■ What is expected
Repeat every line below exactly as it reads.

■ Provided data
────
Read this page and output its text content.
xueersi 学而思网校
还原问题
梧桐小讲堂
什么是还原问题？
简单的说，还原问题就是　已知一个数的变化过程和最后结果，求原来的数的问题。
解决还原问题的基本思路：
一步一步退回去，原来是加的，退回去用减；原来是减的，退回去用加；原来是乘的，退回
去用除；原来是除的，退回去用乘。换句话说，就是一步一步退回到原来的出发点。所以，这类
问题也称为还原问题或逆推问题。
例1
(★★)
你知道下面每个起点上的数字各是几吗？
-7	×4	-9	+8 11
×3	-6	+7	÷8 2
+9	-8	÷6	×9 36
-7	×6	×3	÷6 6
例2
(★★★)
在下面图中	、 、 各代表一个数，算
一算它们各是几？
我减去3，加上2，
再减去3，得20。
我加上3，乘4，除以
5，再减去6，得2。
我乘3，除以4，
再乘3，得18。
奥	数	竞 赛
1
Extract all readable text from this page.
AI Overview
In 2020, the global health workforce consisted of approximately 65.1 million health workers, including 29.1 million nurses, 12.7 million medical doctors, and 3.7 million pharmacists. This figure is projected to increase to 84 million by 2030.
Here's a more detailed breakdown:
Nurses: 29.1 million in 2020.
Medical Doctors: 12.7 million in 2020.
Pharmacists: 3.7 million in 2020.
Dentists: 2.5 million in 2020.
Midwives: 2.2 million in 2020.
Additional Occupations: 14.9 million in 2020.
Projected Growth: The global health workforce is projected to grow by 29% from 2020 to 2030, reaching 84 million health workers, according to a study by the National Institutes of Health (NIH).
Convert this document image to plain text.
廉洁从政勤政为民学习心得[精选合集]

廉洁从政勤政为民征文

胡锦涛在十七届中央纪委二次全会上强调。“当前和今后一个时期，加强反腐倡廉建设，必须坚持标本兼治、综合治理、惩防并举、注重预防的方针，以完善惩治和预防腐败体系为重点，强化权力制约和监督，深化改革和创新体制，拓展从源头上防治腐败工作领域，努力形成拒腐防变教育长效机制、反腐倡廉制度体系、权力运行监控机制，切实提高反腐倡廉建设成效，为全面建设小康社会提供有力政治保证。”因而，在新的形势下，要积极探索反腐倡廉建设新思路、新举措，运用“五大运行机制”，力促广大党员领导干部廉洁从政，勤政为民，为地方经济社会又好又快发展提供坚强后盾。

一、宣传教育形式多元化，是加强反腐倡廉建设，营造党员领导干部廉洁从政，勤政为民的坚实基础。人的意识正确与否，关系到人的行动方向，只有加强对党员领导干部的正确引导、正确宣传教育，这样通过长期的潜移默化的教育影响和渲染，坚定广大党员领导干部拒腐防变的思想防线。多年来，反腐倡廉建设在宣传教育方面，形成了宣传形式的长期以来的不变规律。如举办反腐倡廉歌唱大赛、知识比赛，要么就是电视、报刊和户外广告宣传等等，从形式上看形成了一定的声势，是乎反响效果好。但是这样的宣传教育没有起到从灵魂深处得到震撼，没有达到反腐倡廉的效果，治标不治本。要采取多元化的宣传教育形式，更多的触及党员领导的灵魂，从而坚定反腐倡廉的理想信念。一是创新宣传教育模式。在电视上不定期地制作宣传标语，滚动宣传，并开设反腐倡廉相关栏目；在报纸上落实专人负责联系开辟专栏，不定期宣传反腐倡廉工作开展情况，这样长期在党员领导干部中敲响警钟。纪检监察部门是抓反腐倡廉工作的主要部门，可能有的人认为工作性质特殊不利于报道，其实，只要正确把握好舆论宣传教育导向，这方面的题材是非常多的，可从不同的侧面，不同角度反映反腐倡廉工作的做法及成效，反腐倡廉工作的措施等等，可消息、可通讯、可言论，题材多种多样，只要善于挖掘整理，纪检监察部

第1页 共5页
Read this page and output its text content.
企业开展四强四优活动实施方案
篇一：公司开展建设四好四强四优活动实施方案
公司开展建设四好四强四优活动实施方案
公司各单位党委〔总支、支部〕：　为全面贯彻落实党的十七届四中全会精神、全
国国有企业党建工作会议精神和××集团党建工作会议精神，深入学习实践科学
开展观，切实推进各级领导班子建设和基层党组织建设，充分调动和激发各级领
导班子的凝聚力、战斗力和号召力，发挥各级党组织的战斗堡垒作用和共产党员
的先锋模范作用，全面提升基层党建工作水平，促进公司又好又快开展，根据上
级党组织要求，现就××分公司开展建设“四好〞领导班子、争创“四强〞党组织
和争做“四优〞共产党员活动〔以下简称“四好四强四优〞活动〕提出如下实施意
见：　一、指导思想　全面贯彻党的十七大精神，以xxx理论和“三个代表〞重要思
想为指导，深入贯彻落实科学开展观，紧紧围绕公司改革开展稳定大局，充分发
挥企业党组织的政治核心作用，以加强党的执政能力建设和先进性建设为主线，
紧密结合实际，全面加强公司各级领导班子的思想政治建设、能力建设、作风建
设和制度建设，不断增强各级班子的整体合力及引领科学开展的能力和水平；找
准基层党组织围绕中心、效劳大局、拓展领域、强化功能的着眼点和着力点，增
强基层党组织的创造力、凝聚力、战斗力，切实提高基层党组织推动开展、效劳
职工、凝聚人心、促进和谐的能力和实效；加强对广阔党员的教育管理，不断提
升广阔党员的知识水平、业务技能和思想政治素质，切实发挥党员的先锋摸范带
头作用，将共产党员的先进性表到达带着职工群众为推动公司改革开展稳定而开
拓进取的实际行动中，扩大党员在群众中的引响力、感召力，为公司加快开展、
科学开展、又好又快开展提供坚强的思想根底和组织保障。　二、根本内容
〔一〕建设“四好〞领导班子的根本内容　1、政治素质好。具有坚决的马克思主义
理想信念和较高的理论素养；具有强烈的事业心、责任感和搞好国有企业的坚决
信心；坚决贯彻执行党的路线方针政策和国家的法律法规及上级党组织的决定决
────
■ Task result
Read this page and output its text content.
xueersi 学而思网校
还原问题
梧桐小讲堂
什么是还原问题？
简单的说，还原问题就是　已知一个数的变化过程和最后结果，求原来的数的问题。
解决还原问题的基本思路：
一步一步退回去，原来是加的，退回去用减；原来是减的，退回去用加；原来是乘的，退回
去用除；原来是除的，退回去用乘。换句话说，就是一步一步退回到原来的出发点。所以，这类
问题也称为还原问题或逆推问题。
例1
(★★)
你知道下面每个起点上的数字各是几吗？
-7	×4	-9	+8 11
×3	-6	+7	÷8 2
+9	-8	÷6	×9 36
-7	×6	×3	÷6 6
例2
(★★★)
在下面图中	、 、 各代表一个数，算
一算它们各是几？
我减去3，加上2，
再减去3，得20。
我加上3，乘4，除以
5，再减去6，得2。
我乘3，除以4，
再乘3，得18。
奥	数	竞 赛
1
Extract all readable text from this page.
AI Overview
In 2020, the global health workforce consisted of approximately 65.1 million health workers, including 29.1 million nurses, 12.7 million medical doctors, and 3.7 million pharmacists. This figure is projected to increase to 84 million by 2030.
Here's a more detailed breakdown:
Nurses: 29.1 million in 2020.
Medical Doctors: 12.7 million in 2020.
Pharmacists: 3.7 million in 2020.
Dentists: 2.5 million in 2020.
Midwives: 2.2 million in 2020.
Additional Occupations: 14.9 million in 2020.
Projected Growth: The global health workforce is projected to grow by 29% from 2020 to 2030, reaching 84 million health workers, according to a study by the National Institutes of Health (NIH).
Convert this document image to plain text.
廉洁从政勤政为民学习心得[精选合集]

廉洁从政勤政为民征文

胡锦涛在十七届中央纪委二次全会上强调。“当前和今后一个时期，加强反腐倡廉建设，必须坚持标本兼治、综合治理、惩防并举、注重预防的方针，以完善惩治和预防腐败体系为重点，强化权力制约和监督，深化改革和创新体制，拓展从源头上防治腐败工作领域，努力形成拒腐防变教育长效机制、反腐倡廉制度体系、权力运行监控机制，切实提高反腐倡廉建设成效，为全面建设小康社会提供有力政治保证。”因而，在新的形势下，要积极探索反腐倡廉建设新思路、新举措，运用“五大运行机制”，力促广大党员领导干部廉洁从政，勤政为民，为地方经济社会又好又快发展提供坚强后盾。

一、宣传教育形式多元化，是加强反腐倡廉建设，营造党员领导干部廉洁从政，勤政为民的坚实基础。人的意识正确与否，关系到人的行动方向，只有加强对党员领导干部的正确引导、正确宣传教育，这样通过长期的潜移默化的教育影响和渲染，坚定广大党员领导干部拒腐防变的思想防线。多年来，反腐倡廉建设在宣传教育方面，形成了宣传形式的长期以来的不变规律。如举办反腐倡廉歌唱大赛、知识比赛，要么就是电视、报刊和户外广告宣传等等，从形式上看形成了一定的声势，是乎反响效果好。但是这样的宣传教育没有起到从灵魂深处得到震撼，没有达到反腐倡廉的效果，治标不治本。要采取多元化的宣传教育形式，更多的触及党员领导的灵魂，从而坚定反腐倡廉的理想信念。一是创新宣传教育模式。在电视上不定期地制作宣传标语，滚动宣传，并开设反腐倡廉相关栏目；在报纸上落实专人负责联系开辟专栏，不定期宣传反腐倡廉工作开展情况，这样长期在党员领导干部中敲响警钟。纪检监察部门是抓反腐倡廉工作的主要部门，可能有的人认为工作性质特殊不利于报道，其实，只要正确把握好舆论宣传教育导向，这方面的题材是非常多的，可从不同的侧面，不同角度反映反腐倡廉工作的做法及成效，反腐倡廉工作的措施等等，可消息、可通讯、可言论，题材多种多样，只要善于挖掘整理，纪检监察部

第1页 共5页
Read this page and output its text content.
企业开展四强四优活动实施方案
篇一：公司开展建设四好四强四优活动实施方案
公司开展建设四好四强四优活动实施方案
公司各单位党委〔总支、支部〕：　为全面贯彻落实党的十七届四中全会精神、全
国国有企业党建工作会议精神和××集团党建工作会议精神，深入学习实践科学
开展观，切实推进各级领导班子建设和基层党组织建设，充分调动和激发各级领
导班子的凝聚力、战斗力和号召力，发挥各级党组织的战斗堡垒作用和共产党员
的先锋模范作用，全面提升基层党建工作水平，促进公司又好又快开展，根据上
级党组织要求，现就××分公司开展建设“四好〞领导班子、争创“四强〞党组织
和争做“四优〞共产党员活动〔以下简称“四好四强四优〞活动〕提出如下实施意
见：　一、指导思想　全面贯彻党的十七大精神，以xxx理论和“三个代表〞重要思
想为指导，深入贯彻落实科学开展观，紧紧围绕公司改革开展稳定大局，充分发
挥企业党组织的政治核心作用，以加强党的执政能力建设和先进性建设为主线，
紧密结合实际，全面加强公司各级领导班子的思想政治建设、能力建设、作风建
设和制度建设，不断增强各级班子的整体合力及引领科学开展的能力和水平；找
准基层党组织围绕中心、效劳大局、拓展领域、强化功能的着眼点和着力点，增
强基层党组织的创造力、凝聚力、战斗力，切实提高基层党组织推动开展、效劳
职工、凝聚人心、促进和谐的能力和实效；加强对广阔党员的教育管理，不断提
升广阔党员的知识水平、业务技能和思想政治素质，切实发挥党员的先锋摸范带
头作用，将共产党员的先进性表到达带着职工群众为推动公司改革开展稳定而开
拓进取的实际行动中，扩大党员在群众中的引响力、感召力，为公司加快开展、
科学开展、又好又快开展提供坚强的思想根底和组织保障。　二、根本内容
〔一〕建设“四好〞领导班子的根本内容　1、政治素质好。具有坚决的马克思主义
理想信念和较高的理论素养；具有强烈的事业心、责任感和搞好国有企业的坚决
信心；坚决贯彻执行党的路线方针政策和国家的法律法规及上级党组织的决定决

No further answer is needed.